EXERCISE PROMPT →
The entries below should be given again exactly, minus their pictures.

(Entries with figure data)
BEGIN

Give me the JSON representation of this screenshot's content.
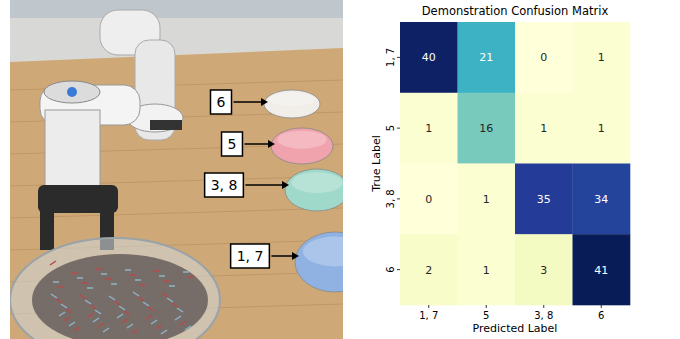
{
  "photo": {
    "bowl_labels": [
      "6",
      "5",
      "3, 8",
      "1, 7"
    ]
  },
  "chart_data": {
    "type": "heatmap",
    "title": "Demonstration Confusion Matrix",
    "x_label": "Predicted Label",
    "y_label": "True Label",
    "x_categories": [
      "1, 7",
      "5",
      "3, 8",
      "6"
    ],
    "y_categories": [
      "1, 7",
      "5",
      "3, 8",
      "6"
    ],
    "cells": [
      [
        40,
        21,
        0,
        1
      ],
      [
        1,
        16,
        1,
        1
      ],
      [
        0,
        1,
        35,
        34
      ],
      [
        2,
        1,
        3,
        41
      ]
    ],
    "color": "YlGnBu",
    "data_labels": true
  }
}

END

RESULT FOR THIS TASK →
Give me the JSON representation of this screenshot's content.
{
  "photo": {
    "bowl_labels": [
      "6",
      "5",
      "3, 8",
      "1, 7"
    ]
  },
  "chart_data": {
    "type": "heatmap",
    "title": "Demonstration Confusion Matrix",
    "x_label": "Predicted Label",
    "y_label": "True Label",
    "x_categories": [
      "1, 7",
      "5",
      "3, 8",
      "6"
    ],
    "y_categories": [
      "1, 7",
      "5",
      "3, 8",
      "6"
    ],
    "cells": [
      [
        40,
        21,
        0,
        1
      ],
      [
        1,
        16,
        1,
        1
      ],
      [
        0,
        1,
        35,
        34
      ],
      [
        2,
        1,
        3,
        41
      ]
    ],
    "color": "YlGnBu",
    "data_labels": true
  }
}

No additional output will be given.